Data entries:
━━━━
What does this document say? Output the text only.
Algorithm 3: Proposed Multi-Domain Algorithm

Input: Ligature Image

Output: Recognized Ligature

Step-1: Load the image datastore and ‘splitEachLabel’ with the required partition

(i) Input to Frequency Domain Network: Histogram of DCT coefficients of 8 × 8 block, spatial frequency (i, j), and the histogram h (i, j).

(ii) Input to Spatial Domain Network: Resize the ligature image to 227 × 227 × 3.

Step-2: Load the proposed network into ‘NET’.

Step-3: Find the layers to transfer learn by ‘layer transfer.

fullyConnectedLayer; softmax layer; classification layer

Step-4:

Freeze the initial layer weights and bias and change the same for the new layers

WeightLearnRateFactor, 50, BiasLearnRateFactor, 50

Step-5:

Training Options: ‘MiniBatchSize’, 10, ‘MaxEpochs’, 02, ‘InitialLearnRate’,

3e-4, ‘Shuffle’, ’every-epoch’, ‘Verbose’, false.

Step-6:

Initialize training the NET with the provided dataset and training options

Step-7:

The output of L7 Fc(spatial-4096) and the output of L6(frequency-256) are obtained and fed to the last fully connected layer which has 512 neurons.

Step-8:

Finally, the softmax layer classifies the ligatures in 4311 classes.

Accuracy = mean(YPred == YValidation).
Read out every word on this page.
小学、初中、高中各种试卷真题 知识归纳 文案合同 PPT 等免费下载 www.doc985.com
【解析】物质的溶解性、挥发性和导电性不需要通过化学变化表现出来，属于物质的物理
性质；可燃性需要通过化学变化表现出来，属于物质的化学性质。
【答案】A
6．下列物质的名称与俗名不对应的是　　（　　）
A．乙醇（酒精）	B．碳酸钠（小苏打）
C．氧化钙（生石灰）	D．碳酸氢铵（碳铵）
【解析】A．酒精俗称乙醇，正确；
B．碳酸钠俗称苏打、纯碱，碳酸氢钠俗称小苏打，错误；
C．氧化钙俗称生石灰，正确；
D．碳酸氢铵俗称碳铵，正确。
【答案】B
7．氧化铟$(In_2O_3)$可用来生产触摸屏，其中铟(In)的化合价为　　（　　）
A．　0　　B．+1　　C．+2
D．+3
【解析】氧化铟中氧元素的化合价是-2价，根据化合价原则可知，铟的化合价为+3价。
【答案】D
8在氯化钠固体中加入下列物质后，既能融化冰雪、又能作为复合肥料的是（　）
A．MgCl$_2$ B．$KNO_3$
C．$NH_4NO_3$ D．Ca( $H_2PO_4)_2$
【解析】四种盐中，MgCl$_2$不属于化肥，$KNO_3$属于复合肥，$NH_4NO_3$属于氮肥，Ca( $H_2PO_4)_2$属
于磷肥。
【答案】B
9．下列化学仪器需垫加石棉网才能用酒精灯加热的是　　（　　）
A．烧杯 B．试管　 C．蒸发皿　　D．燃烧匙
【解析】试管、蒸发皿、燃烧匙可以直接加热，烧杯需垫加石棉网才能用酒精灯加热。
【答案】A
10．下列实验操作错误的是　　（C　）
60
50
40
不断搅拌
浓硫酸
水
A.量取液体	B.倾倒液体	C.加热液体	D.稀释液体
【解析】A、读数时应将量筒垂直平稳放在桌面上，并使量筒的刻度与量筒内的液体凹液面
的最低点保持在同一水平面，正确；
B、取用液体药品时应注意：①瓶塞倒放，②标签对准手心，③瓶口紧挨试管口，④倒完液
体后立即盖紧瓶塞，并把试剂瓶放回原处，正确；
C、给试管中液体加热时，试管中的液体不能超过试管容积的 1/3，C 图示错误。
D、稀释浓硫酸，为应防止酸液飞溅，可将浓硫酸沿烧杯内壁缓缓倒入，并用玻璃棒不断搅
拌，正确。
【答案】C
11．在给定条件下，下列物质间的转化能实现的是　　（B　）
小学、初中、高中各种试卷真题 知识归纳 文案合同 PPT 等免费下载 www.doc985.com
━━━━
## Exercise instructions
Copy out each line above, character for character.

## Solution to this task
What does this document say? Output the text only.
Algorithm 3: Proposed Multi-Domain Algorithm

Input: Ligature Image

Output: Recognized Ligature

Step-1: Load the image datastore and ‘splitEachLabel’ with the required partition

(i) Input to Frequency Domain Network: Histogram of DCT coefficients of 8 × 8 block, spatial frequency (i, j), and the histogram h (i, j).

(ii) Input to Spatial Domain Network: Resize the ligature image to 227 × 227 × 3.

Step-2: Load the proposed network into ‘NET’.

Step-3: Find the layers to transfer learn by ‘layer transfer.

fullyConnectedLayer; softmax layer; classification layer

Step-4:

Freeze the initial layer weights and bias and change the same for the new layers

WeightLearnRateFactor, 50, BiasLearnRateFactor, 50

Step-5:

Training Options: ‘MiniBatchSize’, 10, ‘MaxEpochs’, 02, ‘InitialLearnRate’,

3e-4, ‘Shuffle’, ’every-epoch’, ‘Verbose’, false.

Step-6:

Initialize training the NET with the provided dataset and training options

Step-7:

The output of L7 Fc(spatial-4096) and the output of L6(frequency-256) are obtained and fed to the last fully connected layer which has 512 neurons.

Step-8:

Finally, the softmax layer classifies the ligatures in 4311 classes.

Accuracy = mean(YPred == YValidation).
Read out every word on this page.
小学、初中、高中各种试卷真题 知识归纳 文案合同 PPT 等免费下载 www.doc985.com
【解析】物质的溶解性、挥发性和导电性不需要通过化学变化表现出来，属于物质的物理
性质；可燃性需要通过化学变化表现出来，属于物质的化学性质。
【答案】A
6．下列物质的名称与俗名不对应的是　　（　　）
A．乙醇（酒精）	B．碳酸钠（小苏打）
C．氧化钙（生石灰）	D．碳酸氢铵（碳铵）
【解析】A．酒精俗称乙醇，正确；
B．碳酸钠俗称苏打、纯碱，碳酸氢钠俗称小苏打，错误；
C．氧化钙俗称生石灰，正确；
D．碳酸氢铵俗称碳铵，正确。
【答案】B
7．氧化铟$(In_2O_3)$可用来生产触摸屏，其中铟(In)的化合价为　　（　　）
A．　0　　B．+1　　C．+2
D．+3
【解析】氧化铟中氧元素的化合价是-2价，根据化合价原则可知，铟的化合价为+3价。
【答案】D
8在氯化钠固体中加入下列物质后，既能融化冰雪、又能作为复合肥料的是（　）
A．MgCl$_2$ B．$KNO_3$
C．$NH_4NO_3$ D．Ca( $H_2PO_4)_2$
【解析】四种盐中，MgCl$_2$不属于化肥，$KNO_3$属于复合肥，$NH_4NO_3$属于氮肥，Ca( $H_2PO_4)_2$属
于磷肥。
【答案】B
9．下列化学仪器需垫加石棉网才能用酒精灯加热的是　　（　　）
A．烧杯 B．试管　 C．蒸发皿　　D．燃烧匙
【解析】试管、蒸发皿、燃烧匙可以直接加热，烧杯需垫加石棉网才能用酒精灯加热。
【答案】A
10．下列实验操作错误的是　　（C　）
60
50
40
不断搅拌
浓硫酸
水
A.量取液体	B.倾倒液体	C.加热液体	D.稀释液体
【解析】A、读数时应将量筒垂直平稳放在桌面上，并使量筒的刻度与量筒内的液体凹液面
的最低点保持在同一水平面，正确；
B、取用液体药品时应注意：①瓶塞倒放，②标签对准手心，③瓶口紧挨试管口，④倒完液
体后立即盖紧瓶塞，并把试剂瓶放回原处，正确；
C、给试管中液体加热时，试管中的液体不能超过试管容积的 1/3，C 图示错误。
D、稀释浓硫酸，为应防止酸液飞溅，可将浓硫酸沿烧杯内壁缓缓倒入，并用玻璃棒不断搅
拌，正确。
【答案】C
11．在给定条件下，下列物质间的转化能实现的是　　（B　）
小学、初中、高中各种试卷真题 知识归纳 文案合同 PPT 等免费下载 www.doc985.com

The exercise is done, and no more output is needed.